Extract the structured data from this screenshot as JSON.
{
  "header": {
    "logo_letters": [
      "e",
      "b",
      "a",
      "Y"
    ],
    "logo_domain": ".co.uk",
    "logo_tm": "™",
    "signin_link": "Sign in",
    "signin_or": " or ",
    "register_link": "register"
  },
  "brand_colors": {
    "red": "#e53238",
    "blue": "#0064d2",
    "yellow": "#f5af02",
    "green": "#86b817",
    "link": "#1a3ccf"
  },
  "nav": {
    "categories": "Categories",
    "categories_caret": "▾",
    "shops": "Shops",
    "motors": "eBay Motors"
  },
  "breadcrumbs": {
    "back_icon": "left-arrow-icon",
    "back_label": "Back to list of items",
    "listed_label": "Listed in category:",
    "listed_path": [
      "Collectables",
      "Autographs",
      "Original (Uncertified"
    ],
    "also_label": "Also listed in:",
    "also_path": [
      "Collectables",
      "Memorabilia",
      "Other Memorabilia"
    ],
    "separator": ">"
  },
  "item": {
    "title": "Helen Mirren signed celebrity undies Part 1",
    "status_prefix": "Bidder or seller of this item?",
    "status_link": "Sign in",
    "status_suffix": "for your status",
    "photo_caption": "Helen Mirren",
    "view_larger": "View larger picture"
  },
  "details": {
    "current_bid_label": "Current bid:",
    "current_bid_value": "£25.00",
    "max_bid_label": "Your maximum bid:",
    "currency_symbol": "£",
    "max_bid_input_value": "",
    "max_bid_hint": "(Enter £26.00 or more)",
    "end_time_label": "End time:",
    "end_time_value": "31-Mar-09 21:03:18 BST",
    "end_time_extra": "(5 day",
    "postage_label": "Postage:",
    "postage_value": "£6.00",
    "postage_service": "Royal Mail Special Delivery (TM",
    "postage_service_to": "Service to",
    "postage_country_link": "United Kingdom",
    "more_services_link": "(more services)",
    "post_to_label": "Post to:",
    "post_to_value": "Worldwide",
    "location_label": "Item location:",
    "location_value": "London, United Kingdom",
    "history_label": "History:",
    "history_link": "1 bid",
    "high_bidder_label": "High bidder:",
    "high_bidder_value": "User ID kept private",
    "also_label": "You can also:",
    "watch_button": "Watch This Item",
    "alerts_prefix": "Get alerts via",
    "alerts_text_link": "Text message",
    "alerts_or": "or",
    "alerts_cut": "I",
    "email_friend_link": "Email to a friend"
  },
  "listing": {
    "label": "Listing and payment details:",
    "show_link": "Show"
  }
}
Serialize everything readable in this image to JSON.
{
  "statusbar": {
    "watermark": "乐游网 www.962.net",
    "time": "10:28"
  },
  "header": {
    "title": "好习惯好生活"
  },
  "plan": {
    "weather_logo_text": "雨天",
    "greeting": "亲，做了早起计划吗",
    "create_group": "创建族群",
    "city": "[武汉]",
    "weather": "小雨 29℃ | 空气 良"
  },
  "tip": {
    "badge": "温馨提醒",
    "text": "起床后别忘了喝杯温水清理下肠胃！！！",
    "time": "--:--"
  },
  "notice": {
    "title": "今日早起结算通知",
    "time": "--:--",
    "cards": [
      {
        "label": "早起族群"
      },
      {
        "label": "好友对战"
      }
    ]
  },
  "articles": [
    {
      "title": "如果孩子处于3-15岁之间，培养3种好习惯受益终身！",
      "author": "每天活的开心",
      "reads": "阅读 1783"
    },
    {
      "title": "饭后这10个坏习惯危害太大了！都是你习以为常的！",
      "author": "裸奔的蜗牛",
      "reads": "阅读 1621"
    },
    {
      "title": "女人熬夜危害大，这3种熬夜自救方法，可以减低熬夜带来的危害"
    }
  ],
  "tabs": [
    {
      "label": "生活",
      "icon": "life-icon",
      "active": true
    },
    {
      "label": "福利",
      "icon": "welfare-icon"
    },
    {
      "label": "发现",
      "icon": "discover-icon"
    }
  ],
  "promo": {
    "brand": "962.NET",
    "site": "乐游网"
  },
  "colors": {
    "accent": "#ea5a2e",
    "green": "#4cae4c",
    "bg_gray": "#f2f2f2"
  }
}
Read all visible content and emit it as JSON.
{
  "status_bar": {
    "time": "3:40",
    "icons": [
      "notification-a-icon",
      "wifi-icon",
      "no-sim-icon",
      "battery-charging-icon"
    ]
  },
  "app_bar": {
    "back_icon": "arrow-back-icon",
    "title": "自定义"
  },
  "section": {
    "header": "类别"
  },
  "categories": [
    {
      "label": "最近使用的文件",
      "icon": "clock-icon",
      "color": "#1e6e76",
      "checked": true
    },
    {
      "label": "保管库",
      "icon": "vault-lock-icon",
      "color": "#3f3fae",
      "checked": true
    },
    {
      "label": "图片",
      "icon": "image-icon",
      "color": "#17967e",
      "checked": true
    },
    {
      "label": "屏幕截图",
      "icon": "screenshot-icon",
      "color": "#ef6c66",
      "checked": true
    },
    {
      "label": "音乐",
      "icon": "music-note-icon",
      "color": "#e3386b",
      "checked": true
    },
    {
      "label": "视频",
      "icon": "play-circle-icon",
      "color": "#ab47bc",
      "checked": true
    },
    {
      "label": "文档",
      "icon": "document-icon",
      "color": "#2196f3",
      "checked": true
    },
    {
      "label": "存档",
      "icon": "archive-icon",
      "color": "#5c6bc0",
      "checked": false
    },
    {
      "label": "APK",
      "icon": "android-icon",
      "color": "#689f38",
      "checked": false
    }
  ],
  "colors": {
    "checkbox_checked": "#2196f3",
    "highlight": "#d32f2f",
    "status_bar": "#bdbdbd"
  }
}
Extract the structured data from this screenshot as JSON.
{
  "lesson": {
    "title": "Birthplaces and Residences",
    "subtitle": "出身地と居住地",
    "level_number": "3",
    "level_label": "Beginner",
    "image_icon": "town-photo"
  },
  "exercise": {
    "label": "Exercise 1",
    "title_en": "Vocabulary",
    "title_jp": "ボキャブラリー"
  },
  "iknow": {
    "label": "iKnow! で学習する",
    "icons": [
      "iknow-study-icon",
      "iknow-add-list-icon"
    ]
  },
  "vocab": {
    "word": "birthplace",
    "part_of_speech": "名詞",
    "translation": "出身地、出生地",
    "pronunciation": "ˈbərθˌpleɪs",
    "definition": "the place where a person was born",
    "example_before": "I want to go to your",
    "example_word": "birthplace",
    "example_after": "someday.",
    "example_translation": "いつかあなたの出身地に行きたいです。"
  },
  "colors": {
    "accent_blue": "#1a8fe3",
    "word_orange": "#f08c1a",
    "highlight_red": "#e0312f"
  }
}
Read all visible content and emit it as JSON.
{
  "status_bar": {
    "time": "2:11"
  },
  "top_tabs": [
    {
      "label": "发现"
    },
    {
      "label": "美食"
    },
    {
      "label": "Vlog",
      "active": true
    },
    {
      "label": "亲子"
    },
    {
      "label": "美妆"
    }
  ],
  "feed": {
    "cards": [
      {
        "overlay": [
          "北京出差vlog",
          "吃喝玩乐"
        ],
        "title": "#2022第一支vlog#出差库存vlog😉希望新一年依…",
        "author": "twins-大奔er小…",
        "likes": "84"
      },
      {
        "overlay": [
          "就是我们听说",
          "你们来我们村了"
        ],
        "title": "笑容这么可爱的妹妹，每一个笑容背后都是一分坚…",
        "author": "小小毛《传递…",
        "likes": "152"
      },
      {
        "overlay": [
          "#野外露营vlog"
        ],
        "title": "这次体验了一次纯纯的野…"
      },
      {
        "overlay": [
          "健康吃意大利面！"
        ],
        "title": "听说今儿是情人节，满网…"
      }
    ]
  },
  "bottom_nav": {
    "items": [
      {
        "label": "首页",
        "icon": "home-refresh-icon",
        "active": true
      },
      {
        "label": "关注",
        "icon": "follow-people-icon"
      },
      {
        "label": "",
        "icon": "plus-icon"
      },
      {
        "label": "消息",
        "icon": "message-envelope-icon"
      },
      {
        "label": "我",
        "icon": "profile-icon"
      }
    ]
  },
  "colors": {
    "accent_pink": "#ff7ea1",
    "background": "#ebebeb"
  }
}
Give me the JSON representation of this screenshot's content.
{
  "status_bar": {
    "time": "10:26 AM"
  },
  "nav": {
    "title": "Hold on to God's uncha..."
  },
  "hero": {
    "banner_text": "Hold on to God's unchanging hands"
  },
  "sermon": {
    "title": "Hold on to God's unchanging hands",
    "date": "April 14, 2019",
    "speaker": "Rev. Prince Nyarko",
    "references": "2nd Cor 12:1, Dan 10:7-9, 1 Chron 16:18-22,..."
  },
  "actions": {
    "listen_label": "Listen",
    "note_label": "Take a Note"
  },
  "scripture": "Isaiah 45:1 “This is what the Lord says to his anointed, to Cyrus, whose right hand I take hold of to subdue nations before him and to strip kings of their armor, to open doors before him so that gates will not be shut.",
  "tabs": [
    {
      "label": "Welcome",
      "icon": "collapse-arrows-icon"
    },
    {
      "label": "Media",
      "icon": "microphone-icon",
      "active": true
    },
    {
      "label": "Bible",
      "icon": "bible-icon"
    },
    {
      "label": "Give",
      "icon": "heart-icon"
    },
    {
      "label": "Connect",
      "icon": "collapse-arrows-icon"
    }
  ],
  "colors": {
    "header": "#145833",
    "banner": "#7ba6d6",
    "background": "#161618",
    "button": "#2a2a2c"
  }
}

◆ ◆ ◆ ◆

■ Goal
Pull out all lines containing "Kingdom".

■ Full answer
    "postage_country_link": "United Kingdom",
    "location_value": "London, United Kingdom",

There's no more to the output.